**TASK BRIEF:**
Copy each line of the records that contains the word "JSON".

**EXTRACTED INFORMATION:**
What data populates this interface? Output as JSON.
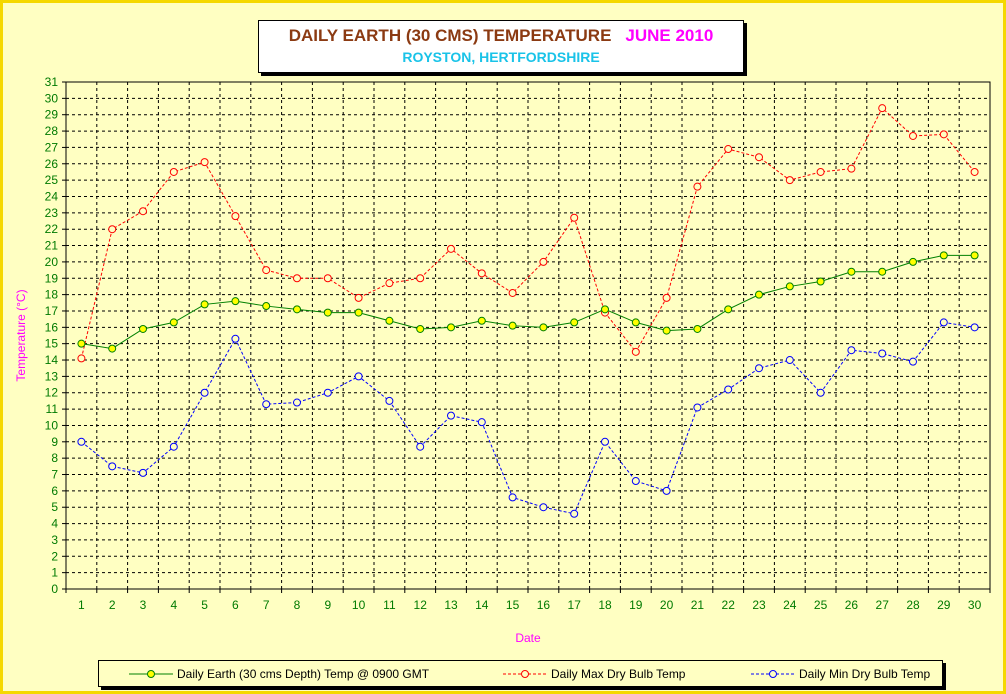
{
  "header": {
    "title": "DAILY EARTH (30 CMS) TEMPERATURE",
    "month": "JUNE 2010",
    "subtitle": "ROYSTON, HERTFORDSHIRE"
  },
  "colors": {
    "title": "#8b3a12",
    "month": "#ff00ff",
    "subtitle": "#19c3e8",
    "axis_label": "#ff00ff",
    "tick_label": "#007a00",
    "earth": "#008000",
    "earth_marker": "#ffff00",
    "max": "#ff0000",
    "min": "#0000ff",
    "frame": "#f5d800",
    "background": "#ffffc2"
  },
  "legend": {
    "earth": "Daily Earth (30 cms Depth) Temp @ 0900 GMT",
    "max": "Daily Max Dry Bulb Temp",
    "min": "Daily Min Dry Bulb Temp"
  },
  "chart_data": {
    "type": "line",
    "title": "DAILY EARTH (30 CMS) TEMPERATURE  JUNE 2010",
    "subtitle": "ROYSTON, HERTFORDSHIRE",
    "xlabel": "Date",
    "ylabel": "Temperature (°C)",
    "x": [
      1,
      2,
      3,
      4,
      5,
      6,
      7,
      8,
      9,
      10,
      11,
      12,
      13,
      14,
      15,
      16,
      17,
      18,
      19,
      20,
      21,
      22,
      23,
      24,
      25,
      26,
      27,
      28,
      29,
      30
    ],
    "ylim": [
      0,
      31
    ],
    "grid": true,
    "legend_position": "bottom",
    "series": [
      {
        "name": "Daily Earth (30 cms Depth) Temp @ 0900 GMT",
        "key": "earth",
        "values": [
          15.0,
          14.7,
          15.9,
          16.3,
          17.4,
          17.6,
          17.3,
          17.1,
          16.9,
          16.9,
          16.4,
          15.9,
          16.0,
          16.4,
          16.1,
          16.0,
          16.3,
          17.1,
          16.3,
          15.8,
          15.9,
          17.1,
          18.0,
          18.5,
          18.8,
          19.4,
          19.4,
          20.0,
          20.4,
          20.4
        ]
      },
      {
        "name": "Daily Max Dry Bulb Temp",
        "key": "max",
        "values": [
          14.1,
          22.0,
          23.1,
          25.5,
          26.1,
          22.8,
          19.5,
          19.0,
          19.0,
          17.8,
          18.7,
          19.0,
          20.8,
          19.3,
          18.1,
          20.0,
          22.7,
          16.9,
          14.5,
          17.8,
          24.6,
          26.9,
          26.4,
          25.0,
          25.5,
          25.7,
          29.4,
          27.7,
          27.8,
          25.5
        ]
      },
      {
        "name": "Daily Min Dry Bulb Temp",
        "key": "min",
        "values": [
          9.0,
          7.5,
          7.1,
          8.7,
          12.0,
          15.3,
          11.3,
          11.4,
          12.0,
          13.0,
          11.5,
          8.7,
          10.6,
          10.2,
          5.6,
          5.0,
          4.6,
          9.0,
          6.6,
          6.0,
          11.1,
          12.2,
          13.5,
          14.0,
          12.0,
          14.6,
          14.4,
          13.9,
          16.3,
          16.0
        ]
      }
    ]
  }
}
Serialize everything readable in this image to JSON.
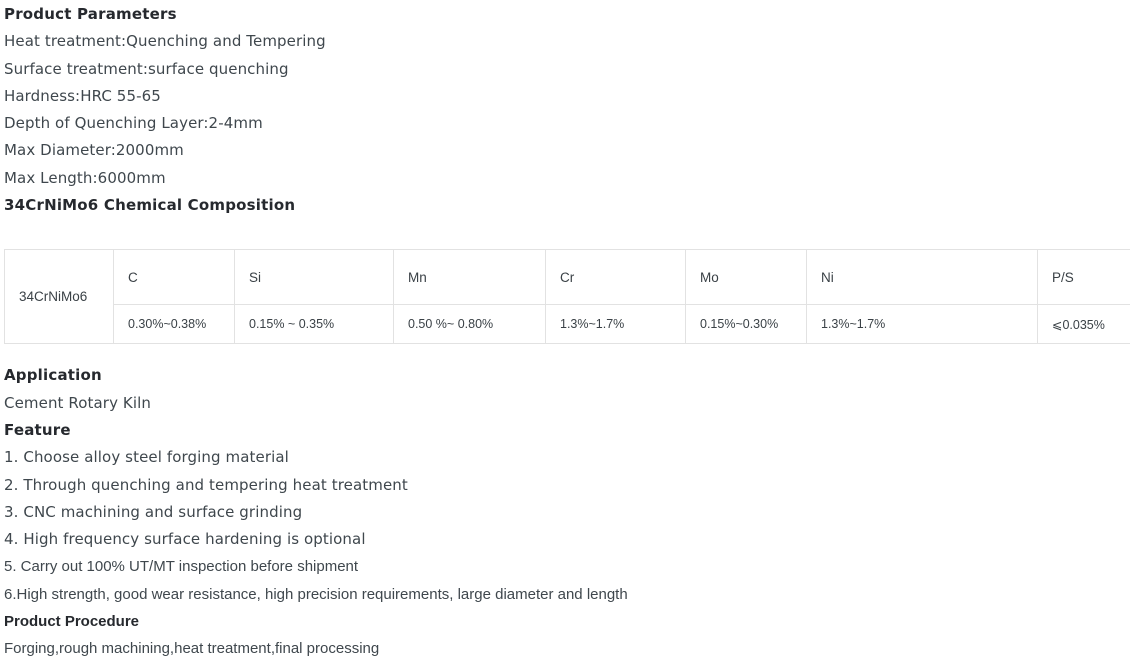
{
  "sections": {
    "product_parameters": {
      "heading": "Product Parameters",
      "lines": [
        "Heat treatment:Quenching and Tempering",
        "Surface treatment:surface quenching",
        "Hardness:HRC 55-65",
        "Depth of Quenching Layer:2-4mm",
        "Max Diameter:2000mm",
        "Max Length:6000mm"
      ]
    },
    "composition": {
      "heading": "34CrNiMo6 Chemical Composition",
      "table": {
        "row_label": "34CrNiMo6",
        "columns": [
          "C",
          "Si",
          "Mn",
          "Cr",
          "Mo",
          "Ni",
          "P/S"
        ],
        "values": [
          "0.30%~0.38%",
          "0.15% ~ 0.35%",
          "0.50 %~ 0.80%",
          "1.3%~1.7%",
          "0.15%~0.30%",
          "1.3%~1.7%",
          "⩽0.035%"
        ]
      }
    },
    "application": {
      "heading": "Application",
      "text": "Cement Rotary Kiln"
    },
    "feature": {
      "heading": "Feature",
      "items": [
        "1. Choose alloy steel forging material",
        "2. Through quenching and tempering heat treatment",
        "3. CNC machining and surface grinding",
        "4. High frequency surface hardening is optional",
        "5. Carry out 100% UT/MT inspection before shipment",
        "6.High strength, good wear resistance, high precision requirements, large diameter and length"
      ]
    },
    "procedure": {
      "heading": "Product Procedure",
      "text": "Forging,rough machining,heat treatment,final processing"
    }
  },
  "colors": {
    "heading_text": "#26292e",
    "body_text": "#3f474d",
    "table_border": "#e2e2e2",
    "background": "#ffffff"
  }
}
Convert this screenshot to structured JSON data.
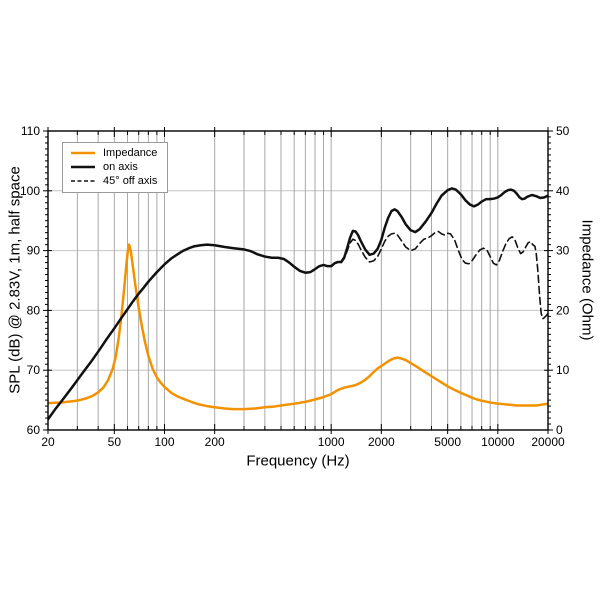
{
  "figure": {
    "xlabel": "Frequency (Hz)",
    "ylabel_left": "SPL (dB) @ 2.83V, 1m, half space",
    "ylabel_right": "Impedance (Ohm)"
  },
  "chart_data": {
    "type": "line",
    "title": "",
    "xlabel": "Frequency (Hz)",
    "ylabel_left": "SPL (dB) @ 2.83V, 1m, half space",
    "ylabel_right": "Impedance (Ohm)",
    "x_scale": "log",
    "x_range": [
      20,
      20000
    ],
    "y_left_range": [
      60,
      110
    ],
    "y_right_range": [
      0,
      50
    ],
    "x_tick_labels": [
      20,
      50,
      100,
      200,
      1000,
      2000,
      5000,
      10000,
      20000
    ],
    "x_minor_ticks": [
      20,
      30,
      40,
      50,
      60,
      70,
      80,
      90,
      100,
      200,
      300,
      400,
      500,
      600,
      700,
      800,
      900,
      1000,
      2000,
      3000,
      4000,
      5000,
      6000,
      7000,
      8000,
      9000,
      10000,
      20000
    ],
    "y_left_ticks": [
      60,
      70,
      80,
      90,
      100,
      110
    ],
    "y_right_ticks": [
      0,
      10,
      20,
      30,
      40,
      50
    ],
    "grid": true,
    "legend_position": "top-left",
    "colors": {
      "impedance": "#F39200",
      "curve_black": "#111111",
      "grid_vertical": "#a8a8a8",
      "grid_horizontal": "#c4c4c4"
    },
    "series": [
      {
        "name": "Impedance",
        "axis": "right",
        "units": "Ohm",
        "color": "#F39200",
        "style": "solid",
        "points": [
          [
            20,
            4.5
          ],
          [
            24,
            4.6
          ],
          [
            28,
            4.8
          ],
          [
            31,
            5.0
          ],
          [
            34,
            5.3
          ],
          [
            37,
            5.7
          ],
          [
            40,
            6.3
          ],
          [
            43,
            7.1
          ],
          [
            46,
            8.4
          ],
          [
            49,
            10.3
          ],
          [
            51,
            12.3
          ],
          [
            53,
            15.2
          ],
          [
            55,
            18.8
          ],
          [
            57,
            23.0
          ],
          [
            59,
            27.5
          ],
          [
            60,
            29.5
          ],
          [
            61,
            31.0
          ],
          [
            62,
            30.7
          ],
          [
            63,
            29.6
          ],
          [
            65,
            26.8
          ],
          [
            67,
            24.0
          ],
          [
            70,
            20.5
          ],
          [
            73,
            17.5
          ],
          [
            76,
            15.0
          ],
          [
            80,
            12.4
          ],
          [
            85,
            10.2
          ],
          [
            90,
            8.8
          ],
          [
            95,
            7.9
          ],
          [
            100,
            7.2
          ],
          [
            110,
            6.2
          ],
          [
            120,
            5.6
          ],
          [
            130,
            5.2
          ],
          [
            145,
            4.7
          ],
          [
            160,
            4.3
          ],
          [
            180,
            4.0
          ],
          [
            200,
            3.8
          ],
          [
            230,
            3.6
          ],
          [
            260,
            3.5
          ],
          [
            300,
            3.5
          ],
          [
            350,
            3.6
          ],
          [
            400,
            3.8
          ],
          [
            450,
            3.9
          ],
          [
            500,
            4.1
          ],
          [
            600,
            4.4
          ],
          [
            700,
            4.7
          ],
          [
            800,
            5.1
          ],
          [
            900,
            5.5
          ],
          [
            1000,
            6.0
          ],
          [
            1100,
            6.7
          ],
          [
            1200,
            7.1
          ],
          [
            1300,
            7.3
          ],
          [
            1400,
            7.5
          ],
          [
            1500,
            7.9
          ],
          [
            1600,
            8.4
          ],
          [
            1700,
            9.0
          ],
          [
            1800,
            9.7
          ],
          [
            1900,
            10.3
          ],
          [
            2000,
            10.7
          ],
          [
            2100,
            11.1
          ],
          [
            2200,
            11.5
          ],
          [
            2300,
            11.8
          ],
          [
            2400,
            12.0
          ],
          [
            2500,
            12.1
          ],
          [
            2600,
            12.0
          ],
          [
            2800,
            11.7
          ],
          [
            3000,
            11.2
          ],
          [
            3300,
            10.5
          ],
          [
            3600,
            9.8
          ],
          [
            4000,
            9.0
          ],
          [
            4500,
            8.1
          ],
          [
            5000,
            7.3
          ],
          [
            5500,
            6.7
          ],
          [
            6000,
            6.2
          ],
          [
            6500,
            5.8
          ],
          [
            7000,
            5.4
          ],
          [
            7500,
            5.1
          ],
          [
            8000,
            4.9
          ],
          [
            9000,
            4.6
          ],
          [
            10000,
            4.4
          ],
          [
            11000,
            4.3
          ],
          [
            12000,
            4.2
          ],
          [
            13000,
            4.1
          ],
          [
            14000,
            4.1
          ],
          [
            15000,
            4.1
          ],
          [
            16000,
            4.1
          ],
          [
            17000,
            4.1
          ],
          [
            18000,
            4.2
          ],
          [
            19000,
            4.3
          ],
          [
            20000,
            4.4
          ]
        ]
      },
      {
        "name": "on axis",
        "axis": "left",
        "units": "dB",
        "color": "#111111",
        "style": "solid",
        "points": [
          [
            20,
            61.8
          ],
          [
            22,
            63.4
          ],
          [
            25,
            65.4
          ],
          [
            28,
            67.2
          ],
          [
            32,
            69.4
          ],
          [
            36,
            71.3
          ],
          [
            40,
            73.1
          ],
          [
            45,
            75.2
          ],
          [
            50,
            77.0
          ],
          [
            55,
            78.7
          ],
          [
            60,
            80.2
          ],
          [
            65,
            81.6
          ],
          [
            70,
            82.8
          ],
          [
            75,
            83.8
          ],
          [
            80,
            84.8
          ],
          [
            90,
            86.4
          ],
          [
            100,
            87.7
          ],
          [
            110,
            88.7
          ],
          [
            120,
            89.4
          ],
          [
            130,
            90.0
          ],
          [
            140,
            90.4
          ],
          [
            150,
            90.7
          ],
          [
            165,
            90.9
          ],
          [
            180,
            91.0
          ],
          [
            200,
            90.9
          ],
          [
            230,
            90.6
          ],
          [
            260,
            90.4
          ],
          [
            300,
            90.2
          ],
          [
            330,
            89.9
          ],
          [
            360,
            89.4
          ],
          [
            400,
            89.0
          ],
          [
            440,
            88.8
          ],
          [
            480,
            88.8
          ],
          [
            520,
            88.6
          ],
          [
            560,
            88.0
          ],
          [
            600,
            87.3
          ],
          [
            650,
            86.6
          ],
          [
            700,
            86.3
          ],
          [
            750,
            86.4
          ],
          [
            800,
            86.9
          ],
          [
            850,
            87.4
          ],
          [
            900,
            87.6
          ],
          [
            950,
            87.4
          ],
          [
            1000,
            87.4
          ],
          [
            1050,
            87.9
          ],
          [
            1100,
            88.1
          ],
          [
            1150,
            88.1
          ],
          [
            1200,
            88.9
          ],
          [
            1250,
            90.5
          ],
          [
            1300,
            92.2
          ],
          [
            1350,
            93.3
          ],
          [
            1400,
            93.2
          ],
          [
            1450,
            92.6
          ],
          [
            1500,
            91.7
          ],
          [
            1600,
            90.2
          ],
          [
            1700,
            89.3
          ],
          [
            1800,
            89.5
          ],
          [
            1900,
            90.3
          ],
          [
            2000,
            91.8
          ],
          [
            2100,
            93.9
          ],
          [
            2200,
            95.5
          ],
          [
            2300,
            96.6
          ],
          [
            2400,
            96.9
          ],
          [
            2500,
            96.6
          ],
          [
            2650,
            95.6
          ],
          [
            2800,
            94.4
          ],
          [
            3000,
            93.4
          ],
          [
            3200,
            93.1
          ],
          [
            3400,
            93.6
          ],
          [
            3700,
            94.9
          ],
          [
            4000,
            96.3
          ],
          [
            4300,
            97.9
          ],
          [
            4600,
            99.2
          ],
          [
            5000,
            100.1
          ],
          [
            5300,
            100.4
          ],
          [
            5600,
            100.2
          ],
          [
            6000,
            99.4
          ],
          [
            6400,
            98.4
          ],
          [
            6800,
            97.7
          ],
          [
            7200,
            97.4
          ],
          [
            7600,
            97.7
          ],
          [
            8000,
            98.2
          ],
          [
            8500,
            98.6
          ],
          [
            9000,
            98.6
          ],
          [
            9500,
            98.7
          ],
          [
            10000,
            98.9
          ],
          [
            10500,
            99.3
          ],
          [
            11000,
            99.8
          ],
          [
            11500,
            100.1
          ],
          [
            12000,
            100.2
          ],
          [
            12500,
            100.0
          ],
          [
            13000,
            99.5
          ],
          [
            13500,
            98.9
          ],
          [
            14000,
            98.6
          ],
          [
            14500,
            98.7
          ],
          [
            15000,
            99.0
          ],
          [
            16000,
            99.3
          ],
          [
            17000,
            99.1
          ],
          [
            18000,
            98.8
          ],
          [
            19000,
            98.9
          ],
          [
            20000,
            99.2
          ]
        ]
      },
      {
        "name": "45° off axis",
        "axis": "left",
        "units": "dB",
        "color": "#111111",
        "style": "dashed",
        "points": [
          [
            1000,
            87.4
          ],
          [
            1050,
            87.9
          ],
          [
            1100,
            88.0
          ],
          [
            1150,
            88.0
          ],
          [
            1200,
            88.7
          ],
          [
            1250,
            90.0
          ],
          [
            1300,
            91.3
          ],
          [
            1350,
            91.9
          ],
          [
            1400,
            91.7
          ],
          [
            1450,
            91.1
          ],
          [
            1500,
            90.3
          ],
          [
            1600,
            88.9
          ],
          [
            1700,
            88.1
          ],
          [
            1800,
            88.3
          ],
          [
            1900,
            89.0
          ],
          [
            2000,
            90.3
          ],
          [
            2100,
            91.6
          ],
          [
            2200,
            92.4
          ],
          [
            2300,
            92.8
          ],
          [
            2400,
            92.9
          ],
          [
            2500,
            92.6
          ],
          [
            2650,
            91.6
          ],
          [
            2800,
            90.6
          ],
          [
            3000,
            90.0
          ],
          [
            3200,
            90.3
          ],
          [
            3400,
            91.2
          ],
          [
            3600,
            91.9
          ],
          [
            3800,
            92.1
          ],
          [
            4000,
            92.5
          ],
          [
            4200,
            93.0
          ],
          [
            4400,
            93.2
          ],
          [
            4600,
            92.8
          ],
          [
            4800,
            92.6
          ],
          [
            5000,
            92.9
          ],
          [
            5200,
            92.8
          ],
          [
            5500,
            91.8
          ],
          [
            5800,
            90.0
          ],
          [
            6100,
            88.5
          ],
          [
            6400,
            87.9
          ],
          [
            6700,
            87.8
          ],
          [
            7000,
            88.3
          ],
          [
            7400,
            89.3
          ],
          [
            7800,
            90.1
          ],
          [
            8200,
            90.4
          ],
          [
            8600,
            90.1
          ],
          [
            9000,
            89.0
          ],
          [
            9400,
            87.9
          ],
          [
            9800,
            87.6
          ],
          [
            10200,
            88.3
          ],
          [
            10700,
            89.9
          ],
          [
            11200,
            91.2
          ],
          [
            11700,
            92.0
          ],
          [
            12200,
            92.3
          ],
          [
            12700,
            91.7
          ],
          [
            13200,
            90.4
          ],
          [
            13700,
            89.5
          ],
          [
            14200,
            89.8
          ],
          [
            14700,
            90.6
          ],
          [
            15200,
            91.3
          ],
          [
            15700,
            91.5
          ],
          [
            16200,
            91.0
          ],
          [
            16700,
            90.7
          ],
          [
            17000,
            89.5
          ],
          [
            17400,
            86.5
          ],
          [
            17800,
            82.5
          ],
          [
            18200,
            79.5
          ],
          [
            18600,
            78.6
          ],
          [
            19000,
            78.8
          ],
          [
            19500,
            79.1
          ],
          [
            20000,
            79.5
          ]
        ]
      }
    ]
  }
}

**EXERCISE ANSWER:**
What data populates this interface? Output as JSON.
Serialize everything readable in this image to JSON.
Convert this screenshot to structured JSON data.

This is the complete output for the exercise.